— Start of Data for this exercise —

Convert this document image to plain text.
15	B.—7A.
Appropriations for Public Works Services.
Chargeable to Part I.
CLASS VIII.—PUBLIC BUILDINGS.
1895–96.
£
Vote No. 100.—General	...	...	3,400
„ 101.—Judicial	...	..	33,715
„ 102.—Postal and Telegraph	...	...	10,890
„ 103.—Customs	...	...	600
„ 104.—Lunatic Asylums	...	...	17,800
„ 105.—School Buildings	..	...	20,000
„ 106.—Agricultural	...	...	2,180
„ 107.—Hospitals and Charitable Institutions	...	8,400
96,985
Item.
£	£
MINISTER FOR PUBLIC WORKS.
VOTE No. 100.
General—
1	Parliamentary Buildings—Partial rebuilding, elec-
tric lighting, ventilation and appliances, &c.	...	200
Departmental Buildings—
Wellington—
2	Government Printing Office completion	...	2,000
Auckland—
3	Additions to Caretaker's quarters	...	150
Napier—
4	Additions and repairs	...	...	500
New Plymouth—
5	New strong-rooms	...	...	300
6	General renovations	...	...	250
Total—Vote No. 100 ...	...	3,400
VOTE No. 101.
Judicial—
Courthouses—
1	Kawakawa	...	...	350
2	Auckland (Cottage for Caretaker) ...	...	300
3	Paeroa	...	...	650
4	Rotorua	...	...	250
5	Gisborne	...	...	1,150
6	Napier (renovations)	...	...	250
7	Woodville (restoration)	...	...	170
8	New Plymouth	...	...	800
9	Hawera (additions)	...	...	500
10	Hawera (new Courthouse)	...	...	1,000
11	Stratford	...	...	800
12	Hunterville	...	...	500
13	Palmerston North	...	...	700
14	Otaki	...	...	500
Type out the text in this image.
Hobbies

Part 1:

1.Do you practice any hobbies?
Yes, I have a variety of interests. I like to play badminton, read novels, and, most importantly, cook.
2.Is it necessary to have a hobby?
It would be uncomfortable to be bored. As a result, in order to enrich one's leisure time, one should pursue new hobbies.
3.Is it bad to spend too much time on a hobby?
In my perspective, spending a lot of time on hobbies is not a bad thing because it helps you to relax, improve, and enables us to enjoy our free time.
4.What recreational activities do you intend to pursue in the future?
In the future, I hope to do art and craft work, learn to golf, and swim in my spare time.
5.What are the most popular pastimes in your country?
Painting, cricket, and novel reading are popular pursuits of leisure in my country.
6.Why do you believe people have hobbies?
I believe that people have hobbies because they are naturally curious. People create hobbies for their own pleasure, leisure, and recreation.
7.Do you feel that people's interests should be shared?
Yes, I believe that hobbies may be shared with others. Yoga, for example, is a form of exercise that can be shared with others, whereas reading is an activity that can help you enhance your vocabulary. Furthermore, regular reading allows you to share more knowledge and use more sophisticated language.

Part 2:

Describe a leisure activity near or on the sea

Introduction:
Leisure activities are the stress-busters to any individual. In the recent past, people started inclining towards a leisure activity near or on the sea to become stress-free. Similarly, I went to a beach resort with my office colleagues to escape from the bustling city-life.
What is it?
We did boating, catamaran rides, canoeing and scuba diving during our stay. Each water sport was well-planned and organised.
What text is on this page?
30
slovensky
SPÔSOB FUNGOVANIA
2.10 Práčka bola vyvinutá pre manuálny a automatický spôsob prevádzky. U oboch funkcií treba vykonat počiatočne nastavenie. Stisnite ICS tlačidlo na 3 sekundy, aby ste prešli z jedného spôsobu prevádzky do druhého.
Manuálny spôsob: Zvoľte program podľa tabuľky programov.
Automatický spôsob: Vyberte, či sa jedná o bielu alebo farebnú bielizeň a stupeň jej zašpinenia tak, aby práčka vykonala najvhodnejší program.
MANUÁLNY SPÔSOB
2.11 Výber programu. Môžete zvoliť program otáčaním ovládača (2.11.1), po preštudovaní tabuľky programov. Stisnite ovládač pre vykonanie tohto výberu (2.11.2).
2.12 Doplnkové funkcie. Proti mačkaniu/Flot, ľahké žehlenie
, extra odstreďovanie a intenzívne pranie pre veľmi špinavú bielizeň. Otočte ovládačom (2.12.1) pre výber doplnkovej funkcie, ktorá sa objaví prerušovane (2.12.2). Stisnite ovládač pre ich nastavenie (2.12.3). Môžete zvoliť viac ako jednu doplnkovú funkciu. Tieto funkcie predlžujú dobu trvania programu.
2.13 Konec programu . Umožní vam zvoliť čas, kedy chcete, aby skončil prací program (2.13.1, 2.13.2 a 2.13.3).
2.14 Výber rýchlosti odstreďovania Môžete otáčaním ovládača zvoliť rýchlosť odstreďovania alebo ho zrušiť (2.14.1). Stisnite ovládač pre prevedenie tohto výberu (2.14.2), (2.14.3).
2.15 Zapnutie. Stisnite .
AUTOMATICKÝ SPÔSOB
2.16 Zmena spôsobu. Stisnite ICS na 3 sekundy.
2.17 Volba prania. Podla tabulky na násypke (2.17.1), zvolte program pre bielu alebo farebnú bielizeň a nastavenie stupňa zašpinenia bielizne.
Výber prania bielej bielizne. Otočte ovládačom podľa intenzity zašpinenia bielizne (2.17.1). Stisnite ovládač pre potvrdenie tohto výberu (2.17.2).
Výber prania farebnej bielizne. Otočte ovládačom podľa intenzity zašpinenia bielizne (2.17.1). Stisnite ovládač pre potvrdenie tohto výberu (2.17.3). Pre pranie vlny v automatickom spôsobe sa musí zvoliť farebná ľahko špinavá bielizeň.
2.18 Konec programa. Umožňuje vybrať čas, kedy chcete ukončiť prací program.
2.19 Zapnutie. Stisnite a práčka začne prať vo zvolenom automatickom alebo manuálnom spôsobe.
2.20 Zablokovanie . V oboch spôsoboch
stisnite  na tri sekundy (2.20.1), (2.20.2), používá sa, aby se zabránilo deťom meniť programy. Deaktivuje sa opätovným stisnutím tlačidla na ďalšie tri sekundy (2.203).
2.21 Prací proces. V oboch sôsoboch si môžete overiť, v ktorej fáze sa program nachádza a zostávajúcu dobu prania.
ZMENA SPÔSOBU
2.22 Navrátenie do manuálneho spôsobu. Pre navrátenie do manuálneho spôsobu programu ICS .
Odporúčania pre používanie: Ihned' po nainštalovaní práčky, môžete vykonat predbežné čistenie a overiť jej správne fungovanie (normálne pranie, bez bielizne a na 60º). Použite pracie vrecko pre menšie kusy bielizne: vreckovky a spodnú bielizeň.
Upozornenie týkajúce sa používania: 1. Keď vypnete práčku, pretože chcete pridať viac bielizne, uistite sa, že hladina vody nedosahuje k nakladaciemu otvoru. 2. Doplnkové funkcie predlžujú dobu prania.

— End of Data for this exercise —

◆ **Request**
Reply with only the number of lines in the entries that contain the word "chcete".

◆ **Task result**
3